■ **CHALLENGE**
Check every line below for the word "запуска" and show those that hold it.
-- START ENTRIES PROVIDED --
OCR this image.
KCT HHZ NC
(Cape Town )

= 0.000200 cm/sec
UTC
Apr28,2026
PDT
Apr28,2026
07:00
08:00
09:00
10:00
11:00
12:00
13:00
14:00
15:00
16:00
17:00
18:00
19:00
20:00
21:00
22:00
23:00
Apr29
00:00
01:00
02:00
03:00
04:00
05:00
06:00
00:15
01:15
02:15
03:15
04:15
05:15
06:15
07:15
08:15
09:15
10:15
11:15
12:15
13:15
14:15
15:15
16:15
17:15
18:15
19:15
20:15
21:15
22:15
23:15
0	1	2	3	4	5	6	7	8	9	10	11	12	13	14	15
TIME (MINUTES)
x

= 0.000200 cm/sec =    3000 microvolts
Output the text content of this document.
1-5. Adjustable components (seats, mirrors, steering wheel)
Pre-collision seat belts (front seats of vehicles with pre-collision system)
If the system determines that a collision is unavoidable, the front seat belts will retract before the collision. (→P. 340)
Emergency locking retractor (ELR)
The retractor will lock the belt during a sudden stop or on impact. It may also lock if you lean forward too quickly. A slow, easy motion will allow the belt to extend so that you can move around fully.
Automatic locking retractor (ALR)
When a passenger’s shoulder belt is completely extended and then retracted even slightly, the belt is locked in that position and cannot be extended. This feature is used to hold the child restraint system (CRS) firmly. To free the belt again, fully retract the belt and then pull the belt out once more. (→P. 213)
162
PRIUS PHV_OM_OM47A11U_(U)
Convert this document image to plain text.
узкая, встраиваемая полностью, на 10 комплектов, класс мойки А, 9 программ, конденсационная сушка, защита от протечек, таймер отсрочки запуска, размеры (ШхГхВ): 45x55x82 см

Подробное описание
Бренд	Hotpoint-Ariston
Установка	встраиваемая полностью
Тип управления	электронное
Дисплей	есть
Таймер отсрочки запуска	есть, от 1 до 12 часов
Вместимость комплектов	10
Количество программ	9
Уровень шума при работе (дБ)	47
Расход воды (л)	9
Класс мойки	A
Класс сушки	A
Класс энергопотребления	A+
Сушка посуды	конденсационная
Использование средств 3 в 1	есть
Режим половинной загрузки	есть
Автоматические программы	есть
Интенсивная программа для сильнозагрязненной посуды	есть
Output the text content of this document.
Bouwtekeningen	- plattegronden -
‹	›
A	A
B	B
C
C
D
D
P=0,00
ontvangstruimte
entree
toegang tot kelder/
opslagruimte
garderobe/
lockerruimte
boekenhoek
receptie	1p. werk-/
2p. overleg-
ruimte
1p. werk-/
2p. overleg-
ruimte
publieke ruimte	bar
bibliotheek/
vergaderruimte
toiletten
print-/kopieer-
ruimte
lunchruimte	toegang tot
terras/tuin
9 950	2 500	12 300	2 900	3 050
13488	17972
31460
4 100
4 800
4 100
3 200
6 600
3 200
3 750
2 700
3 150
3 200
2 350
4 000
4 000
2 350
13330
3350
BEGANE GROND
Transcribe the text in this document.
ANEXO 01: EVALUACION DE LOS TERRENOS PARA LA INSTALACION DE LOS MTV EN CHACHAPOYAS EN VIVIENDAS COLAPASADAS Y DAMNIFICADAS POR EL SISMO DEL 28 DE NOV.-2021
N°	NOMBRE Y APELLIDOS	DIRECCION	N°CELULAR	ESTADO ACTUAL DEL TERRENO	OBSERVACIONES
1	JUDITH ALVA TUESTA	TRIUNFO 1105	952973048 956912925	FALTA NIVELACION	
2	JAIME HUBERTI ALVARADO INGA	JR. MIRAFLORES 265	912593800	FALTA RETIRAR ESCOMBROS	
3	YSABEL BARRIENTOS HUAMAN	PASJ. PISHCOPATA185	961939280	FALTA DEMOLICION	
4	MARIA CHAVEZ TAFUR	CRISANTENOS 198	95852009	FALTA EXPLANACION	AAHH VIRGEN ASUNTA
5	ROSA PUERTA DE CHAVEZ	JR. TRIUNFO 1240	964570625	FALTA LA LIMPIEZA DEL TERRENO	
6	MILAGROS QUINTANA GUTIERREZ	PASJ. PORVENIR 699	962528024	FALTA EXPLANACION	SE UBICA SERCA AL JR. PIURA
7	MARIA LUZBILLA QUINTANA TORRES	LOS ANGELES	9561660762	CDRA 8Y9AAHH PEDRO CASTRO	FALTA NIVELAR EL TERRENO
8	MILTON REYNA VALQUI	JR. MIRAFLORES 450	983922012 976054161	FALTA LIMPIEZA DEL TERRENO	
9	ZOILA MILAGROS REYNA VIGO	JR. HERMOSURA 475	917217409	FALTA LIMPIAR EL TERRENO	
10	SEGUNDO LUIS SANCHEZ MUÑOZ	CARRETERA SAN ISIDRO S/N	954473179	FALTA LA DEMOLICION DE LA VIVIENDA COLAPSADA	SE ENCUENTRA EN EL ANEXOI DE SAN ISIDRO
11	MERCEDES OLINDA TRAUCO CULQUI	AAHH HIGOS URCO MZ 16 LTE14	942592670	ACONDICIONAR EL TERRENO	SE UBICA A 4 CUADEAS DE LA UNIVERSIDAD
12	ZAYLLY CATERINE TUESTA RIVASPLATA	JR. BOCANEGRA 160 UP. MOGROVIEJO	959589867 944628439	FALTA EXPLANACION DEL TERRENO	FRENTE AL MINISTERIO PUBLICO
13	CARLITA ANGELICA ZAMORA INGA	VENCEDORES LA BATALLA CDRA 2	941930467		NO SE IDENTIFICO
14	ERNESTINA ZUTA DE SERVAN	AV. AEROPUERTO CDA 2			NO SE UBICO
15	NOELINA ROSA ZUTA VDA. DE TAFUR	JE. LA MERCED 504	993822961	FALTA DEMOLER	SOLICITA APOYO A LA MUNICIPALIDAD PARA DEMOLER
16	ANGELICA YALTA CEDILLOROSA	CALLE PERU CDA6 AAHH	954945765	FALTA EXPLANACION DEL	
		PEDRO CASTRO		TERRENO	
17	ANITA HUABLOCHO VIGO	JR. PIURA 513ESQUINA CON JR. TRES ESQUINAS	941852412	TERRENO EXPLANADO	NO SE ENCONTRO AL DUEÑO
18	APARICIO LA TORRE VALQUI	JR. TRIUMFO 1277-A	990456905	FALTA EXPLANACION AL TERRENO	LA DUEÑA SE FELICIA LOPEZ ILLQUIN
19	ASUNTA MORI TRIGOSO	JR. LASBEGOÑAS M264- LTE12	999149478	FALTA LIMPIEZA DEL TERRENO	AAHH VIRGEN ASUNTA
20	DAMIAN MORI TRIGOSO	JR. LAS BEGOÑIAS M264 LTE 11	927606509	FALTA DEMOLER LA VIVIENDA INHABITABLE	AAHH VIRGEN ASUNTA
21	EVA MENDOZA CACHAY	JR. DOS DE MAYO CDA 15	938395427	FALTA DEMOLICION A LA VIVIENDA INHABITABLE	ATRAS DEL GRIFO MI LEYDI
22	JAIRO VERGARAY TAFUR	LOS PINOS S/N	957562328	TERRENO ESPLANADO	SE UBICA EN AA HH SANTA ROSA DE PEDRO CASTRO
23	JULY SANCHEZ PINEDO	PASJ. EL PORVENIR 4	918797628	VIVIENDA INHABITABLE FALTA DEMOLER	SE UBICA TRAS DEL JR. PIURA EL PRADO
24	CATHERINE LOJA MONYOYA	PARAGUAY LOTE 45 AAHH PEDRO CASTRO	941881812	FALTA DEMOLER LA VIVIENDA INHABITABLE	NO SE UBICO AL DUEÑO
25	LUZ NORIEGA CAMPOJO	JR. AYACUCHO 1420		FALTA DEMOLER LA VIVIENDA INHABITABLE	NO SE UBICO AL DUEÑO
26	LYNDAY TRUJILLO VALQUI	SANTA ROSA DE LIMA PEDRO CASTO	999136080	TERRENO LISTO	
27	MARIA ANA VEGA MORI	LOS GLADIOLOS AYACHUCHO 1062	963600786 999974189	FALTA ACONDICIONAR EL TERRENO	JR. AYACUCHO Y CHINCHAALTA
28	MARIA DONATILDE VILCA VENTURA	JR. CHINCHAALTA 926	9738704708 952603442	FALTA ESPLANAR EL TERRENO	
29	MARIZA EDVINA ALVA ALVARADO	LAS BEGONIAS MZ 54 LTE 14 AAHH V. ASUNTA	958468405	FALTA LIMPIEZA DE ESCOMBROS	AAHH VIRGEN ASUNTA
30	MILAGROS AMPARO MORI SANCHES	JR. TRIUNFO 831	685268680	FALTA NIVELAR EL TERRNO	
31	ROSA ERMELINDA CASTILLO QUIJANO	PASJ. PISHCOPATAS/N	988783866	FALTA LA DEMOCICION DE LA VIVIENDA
-- END ENTRIES PROVIDED --
■ **RESULT FOR THIS TASK**
узкая, встраиваемая полностью, на 10 комплектов, класс мойки А, 9 программ, конденсационная сушка, защита от протечек, таймер отсрочки запуска, размеры (ШхГхВ): 45x55x82 см
Таймер отсрочки запуска	есть, от 1 до 12 часов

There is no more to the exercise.